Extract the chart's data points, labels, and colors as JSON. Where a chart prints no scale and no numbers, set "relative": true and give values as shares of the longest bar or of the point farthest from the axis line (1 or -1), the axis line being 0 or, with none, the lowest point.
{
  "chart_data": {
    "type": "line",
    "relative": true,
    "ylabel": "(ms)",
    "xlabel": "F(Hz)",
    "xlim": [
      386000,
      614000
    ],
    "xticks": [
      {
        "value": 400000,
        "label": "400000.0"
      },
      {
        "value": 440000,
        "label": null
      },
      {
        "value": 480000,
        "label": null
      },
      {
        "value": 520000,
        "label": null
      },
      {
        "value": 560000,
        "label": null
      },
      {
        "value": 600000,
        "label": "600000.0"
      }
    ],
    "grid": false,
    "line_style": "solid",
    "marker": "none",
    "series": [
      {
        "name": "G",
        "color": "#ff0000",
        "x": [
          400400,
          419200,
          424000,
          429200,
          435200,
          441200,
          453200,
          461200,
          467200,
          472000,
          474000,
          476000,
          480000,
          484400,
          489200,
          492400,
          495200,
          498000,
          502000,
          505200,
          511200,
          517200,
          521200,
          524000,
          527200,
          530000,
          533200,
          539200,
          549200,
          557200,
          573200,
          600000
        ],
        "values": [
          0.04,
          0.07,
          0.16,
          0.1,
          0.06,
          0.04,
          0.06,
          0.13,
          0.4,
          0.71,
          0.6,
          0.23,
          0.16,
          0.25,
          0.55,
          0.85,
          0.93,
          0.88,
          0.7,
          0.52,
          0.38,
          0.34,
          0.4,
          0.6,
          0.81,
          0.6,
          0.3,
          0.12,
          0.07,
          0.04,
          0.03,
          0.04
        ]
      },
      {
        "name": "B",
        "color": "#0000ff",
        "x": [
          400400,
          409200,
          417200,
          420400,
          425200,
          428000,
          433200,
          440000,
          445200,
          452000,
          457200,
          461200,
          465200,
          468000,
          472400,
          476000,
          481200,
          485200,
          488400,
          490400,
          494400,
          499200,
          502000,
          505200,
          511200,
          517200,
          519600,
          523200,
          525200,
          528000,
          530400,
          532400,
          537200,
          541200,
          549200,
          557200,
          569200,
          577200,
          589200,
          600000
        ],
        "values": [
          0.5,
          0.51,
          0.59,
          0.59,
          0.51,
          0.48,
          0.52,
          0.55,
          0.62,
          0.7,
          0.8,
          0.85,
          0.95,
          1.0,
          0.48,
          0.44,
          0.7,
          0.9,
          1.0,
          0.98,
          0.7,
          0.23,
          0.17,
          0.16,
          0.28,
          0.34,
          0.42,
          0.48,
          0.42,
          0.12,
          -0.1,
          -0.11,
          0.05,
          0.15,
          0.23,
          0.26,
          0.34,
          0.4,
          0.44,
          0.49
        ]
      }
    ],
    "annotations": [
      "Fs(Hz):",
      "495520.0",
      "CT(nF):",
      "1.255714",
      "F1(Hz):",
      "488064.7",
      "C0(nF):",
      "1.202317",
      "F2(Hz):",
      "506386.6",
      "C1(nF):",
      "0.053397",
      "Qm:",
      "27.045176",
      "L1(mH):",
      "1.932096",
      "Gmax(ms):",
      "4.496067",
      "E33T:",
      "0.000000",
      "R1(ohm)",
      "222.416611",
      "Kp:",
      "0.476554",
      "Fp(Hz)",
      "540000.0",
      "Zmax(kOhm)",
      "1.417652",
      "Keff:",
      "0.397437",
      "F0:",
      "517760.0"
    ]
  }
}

Given task » All of the data must be returned exactly.

Written answer »
Extract the chart's data points, labels, and colors as JSON. Where a chart prints no scale and no numbers, set "relative": true and give values as shares of the longest bar or of the point farthest from the axis line (1 or -1), the axis line being 0 or, with none, the lowest point.
{
  "chart_data": {
    "type": "line",
    "relative": true,
    "ylabel": "(ms)",
    "xlabel": "F(Hz)",
    "xlim": [
      386000,
      614000
    ],
    "xticks": [
      {
        "value": 400000,
        "label": "400000.0"
      },
      {
        "value": 440000,
        "label": null
      },
      {
        "value": 480000,
        "label": null
      },
      {
        "value": 520000,
        "label": null
      },
      {
        "value": 560000,
        "label": null
      },
      {
        "value": 600000,
        "label": "600000.0"
      }
    ],
    "grid": false,
    "line_style": "solid",
    "marker": "none",
    "series": [
      {
        "name": "G",
        "color": "#ff0000",
        "x": [
          400400,
          419200,
          424000,
          429200,
          435200,
          441200,
          453200,
          461200,
          467200,
          472000,
          474000,
          476000,
          480000,
          484400,
          489200,
          492400,
          495200,
          498000,
          502000,
          505200,
          511200,
          517200,
          521200,
          524000,
          527200,
          530000,
          533200,
          539200,
          549200,
          557200,
          573200,
          600000
        ],
        "values": [
          0.04,
          0.07,
          0.16,
          0.1,
          0.06,
          0.04,
          0.06,
          0.13,
          0.4,
          0.71,
          0.6,
          0.23,
          0.16,
          0.25,
          0.55,
          0.85,
          0.93,
          0.88,
          0.7,
          0.52,
          0.38,
          0.34,
          0.4,
          0.6,
          0.81,
          0.6,
          0.3,
          0.12,
          0.07,
          0.04,
          0.03,
          0.04
        ]
      },
      {
        "name": "B",
        "color": "#0000ff",
        "x": [
          400400,
          409200,
          417200,
          420400,
          425200,
          428000,
          433200,
          440000,
          445200,
          452000,
          457200,
          461200,
          465200,
          468000,
          472400,
          476000,
          481200,
          485200,
          488400,
          490400,
          494400,
          499200,
          502000,
          505200,
          511200,
          517200,
          519600,
          523200,
          525200,
          528000,
          530400,
          532400,
          537200,
          541200,
          549200,
          557200,
          569200,
          577200,
          589200,
          600000
        ],
        "values": [
          0.5,
          0.51,
          0.59,
          0.59,
          0.51,
          0.48,
          0.52,
          0.55,
          0.62,
          0.7,
          0.8,
          0.85,
          0.95,
          1.0,
          0.48,
          0.44,
          0.7,
          0.9,
          1.0,
          0.98,
          0.7,
          0.23,
          0.17,
          0.16,
          0.28,
          0.34,
          0.42,
          0.48,
          0.42,
          0.12,
          -0.1,
          -0.11,
          0.05,
          0.15,
          0.23,
          0.26,
          0.34,
          0.4,
          0.44,
          0.49
        ]
      }
    ],
    "annotations": [
      "Fs(Hz):",
      "495520.0",
      "CT(nF):",
      "1.255714",
      "F1(Hz):",
      "488064.7",
      "C0(nF):",
      "1.202317",
      "F2(Hz):",
      "506386.6",
      "C1(nF):",
      "0.053397",
      "Qm:",
      "27.045176",
      "L1(mH):",
      "1.932096",
      "Gmax(ms):",
      "4.496067",
      "E33T:",
      "0.000000",
      "R1(ohm)",
      "222.416611",
      "Kp:",
      "0.476554",
      "Fp(Hz)",
      "540000.0",
      "Zmax(kOhm)",
      "1.417652",
      "Keff:",
      "0.397437",
      "F0:",
      "517760.0"
    ]
  }
}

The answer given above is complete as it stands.